=== SOURCE MATERIAL ===
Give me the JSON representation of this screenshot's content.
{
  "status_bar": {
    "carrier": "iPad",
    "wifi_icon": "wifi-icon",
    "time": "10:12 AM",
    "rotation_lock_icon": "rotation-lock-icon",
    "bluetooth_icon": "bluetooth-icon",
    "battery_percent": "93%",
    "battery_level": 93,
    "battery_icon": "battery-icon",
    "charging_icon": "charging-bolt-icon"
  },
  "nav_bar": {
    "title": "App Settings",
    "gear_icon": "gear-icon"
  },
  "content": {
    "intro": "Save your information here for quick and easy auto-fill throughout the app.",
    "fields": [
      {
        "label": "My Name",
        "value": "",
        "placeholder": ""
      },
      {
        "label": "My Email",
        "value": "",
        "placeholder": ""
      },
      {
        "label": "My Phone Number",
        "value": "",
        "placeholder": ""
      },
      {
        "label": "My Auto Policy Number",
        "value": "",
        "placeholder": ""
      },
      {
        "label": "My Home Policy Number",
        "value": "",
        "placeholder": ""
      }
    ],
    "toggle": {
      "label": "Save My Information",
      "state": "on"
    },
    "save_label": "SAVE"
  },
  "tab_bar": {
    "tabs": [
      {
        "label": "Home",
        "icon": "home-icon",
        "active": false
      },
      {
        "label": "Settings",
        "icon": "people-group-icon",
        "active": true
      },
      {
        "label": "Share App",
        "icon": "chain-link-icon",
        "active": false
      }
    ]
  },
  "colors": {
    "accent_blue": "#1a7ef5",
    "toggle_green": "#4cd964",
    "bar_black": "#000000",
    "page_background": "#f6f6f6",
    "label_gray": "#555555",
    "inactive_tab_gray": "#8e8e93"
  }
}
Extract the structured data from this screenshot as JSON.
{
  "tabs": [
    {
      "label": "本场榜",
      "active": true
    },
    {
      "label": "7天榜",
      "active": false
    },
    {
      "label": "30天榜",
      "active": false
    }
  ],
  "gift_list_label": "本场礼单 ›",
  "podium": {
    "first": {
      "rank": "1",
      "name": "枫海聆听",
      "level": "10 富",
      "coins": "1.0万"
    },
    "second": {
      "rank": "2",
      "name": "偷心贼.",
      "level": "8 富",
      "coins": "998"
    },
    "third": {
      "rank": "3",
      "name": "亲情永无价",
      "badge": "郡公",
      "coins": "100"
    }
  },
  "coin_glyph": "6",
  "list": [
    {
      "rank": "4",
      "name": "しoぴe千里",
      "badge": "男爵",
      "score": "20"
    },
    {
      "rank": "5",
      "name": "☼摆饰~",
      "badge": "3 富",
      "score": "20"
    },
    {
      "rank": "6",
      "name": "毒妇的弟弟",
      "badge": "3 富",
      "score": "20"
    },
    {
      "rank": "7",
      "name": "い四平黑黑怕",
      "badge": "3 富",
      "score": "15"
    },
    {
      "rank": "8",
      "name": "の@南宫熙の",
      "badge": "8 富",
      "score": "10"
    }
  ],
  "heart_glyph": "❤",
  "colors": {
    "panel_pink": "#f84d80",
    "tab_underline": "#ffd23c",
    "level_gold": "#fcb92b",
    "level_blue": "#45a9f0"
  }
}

=== GOAL OF THE EXERCISE ===
Return the material in full, exactly as shown.

=== SOLUTION BELOW ===
Give me the JSON representation of this screenshot's content.
{
  "status_bar": {
    "carrier": "iPad",
    "wifi_icon": "wifi-icon",
    "time": "10:12 AM",
    "rotation_lock_icon": "rotation-lock-icon",
    "bluetooth_icon": "bluetooth-icon",
    "battery_percent": "93%",
    "battery_level": 93,
    "battery_icon": "battery-icon",
    "charging_icon": "charging-bolt-icon"
  },
  "nav_bar": {
    "title": "App Settings",
    "gear_icon": "gear-icon"
  },
  "content": {
    "intro": "Save your information here for quick and easy auto-fill throughout the app.",
    "fields": [
      {
        "label": "My Name",
        "value": "",
        "placeholder": ""
      },
      {
        "label": "My Email",
        "value": "",
        "placeholder": ""
      },
      {
        "label": "My Phone Number",
        "value": "",
        "placeholder": ""
      },
      {
        "label": "My Auto Policy Number",
        "value": "",
        "placeholder": ""
      },
      {
        "label": "My Home Policy Number",
        "value": "",
        "placeholder": ""
      }
    ],
    "toggle": {
      "label": "Save My Information",
      "state": "on"
    },
    "save_label": "SAVE"
  },
  "tab_bar": {
    "tabs": [
      {
        "label": "Home",
        "icon": "home-icon",
        "active": false
      },
      {
        "label": "Settings",
        "icon": "people-group-icon",
        "active": true
      },
      {
        "label": "Share App",
        "icon": "chain-link-icon",
        "active": false
      }
    ]
  },
  "colors": {
    "accent_blue": "#1a7ef5",
    "toggle_green": "#4cd964",
    "bar_black": "#000000",
    "page_background": "#f6f6f6",
    "label_gray": "#555555",
    "inactive_tab_gray": "#8e8e93"
  }
}
Extract the structured data from this screenshot as JSON.
{
  "tabs": [
    {
      "label": "本场榜",
      "active": true
    },
    {
      "label": "7天榜",
      "active": false
    },
    {
      "label": "30天榜",
      "active": false
    }
  ],
  "gift_list_label": "本场礼单 ›",
  "podium": {
    "first": {
      "rank": "1",
      "name": "枫海聆听",
      "level": "10 富",
      "coins": "1.0万"
    },
    "second": {
      "rank": "2",
      "name": "偷心贼.",
      "level": "8 富",
      "coins": "998"
    },
    "third": {
      "rank": "3",
      "name": "亲情永无价",
      "badge": "郡公",
      "coins": "100"
    }
  },
  "coin_glyph": "6",
  "list": [
    {
      "rank": "4",
      "name": "しoぴe千里",
      "badge": "男爵",
      "score": "20"
    },
    {
      "rank": "5",
      "name": "☼摆饰~",
      "badge": "3 富",
      "score": "20"
    },
    {
      "rank": "6",
      "name": "毒妇的弟弟",
      "badge": "3 富",
      "score": "20"
    },
    {
      "rank": "7",
      "name": "い四平黑黑怕",
      "badge": "3 富",
      "score": "15"
    },
    {
      "rank": "8",
      "name": "の@南宫熙の",
      "badge": "8 富",
      "score": "10"
    }
  ],
  "heart_glyph": "❤",
  "colors": {
    "panel_pink": "#f84d80",
    "tab_underline": "#ffd23c",
    "level_gold": "#fcb92b",
    "level_blue": "#45a9f0"
  }
}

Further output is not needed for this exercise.